> _WHAT IS ASKED_: Could you transcribe every record below exactly as written, leaving out any pictures?
:::
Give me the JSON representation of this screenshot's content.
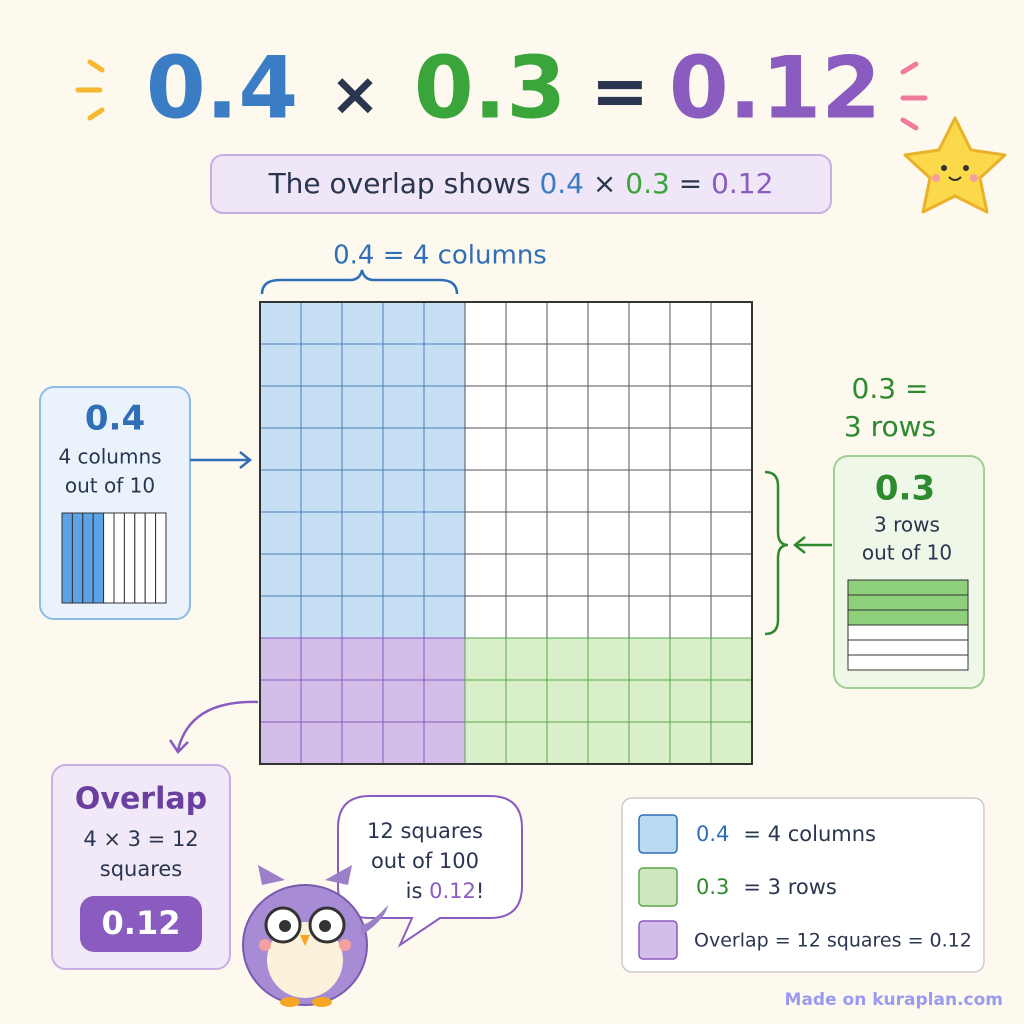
{
  "title": {
    "left": "0.4",
    "times": "×",
    "middle": "0.3",
    "equals": "=",
    "right": "0.12"
  },
  "subtitle": {
    "lead": "The overlap shows ",
    "a": "0.4",
    "times": " × ",
    "b": "0.3",
    "equals": " = ",
    "c": "0.12"
  },
  "top_label": "0.4 = 4 columns",
  "left_box": {
    "value": "0.4",
    "line1": "4 columns",
    "line2": "out of 10"
  },
  "right_label": {
    "line1": "0.3 =",
    "line2": "3 rows"
  },
  "right_box": {
    "value": "0.3",
    "line1": "3 rows",
    "line2": "out of 10"
  },
  "overlap_box": {
    "title": "Overlap",
    "line1": "4 × 3 = 12",
    "line2": "squares",
    "value": "0.12"
  },
  "speech": {
    "line1": "12 squares",
    "line2": "out of 100",
    "line3": "is ",
    "value": "0.12",
    "end": "!"
  },
  "legend": [
    {
      "value": "0.4",
      "text": "=  4 columns"
    },
    {
      "value": "0.3",
      "text": "=  3 rows"
    },
    {
      "text": "Overlap = 12 squares = 0.12"
    }
  ],
  "footer": "Made on kuraplan.com"
}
:::
> _THE RESULT_:
Give me the JSON representation of this screenshot's content.
{
  "title": {
    "left": "0.4",
    "times": "×",
    "middle": "0.3",
    "equals": "=",
    "right": "0.12"
  },
  "subtitle": {
    "lead": "The overlap shows ",
    "a": "0.4",
    "times": " × ",
    "b": "0.3",
    "equals": " = ",
    "c": "0.12"
  },
  "top_label": "0.4 = 4 columns",
  "left_box": {
    "value": "0.4",
    "line1": "4 columns",
    "line2": "out of 10"
  },
  "right_label": {
    "line1": "0.3 =",
    "line2": "3 rows"
  },
  "right_box": {
    "value": "0.3",
    "line1": "3 rows",
    "line2": "out of 10"
  },
  "overlap_box": {
    "title": "Overlap",
    "line1": "4 × 3 = 12",
    "line2": "squares",
    "value": "0.12"
  },
  "speech": {
    "line1": "12 squares",
    "line2": "out of 100",
    "line3": "is ",
    "value": "0.12",
    "end": "!"
  },
  "legend": [
    {
      "value": "0.4",
      "text": "=  4 columns"
    },
    {
      "value": "0.3",
      "text": "=  3 rows"
    },
    {
      "text": "Overlap = 12 squares = 0.12"
    }
  ],
  "footer": "Made on kuraplan.com"
}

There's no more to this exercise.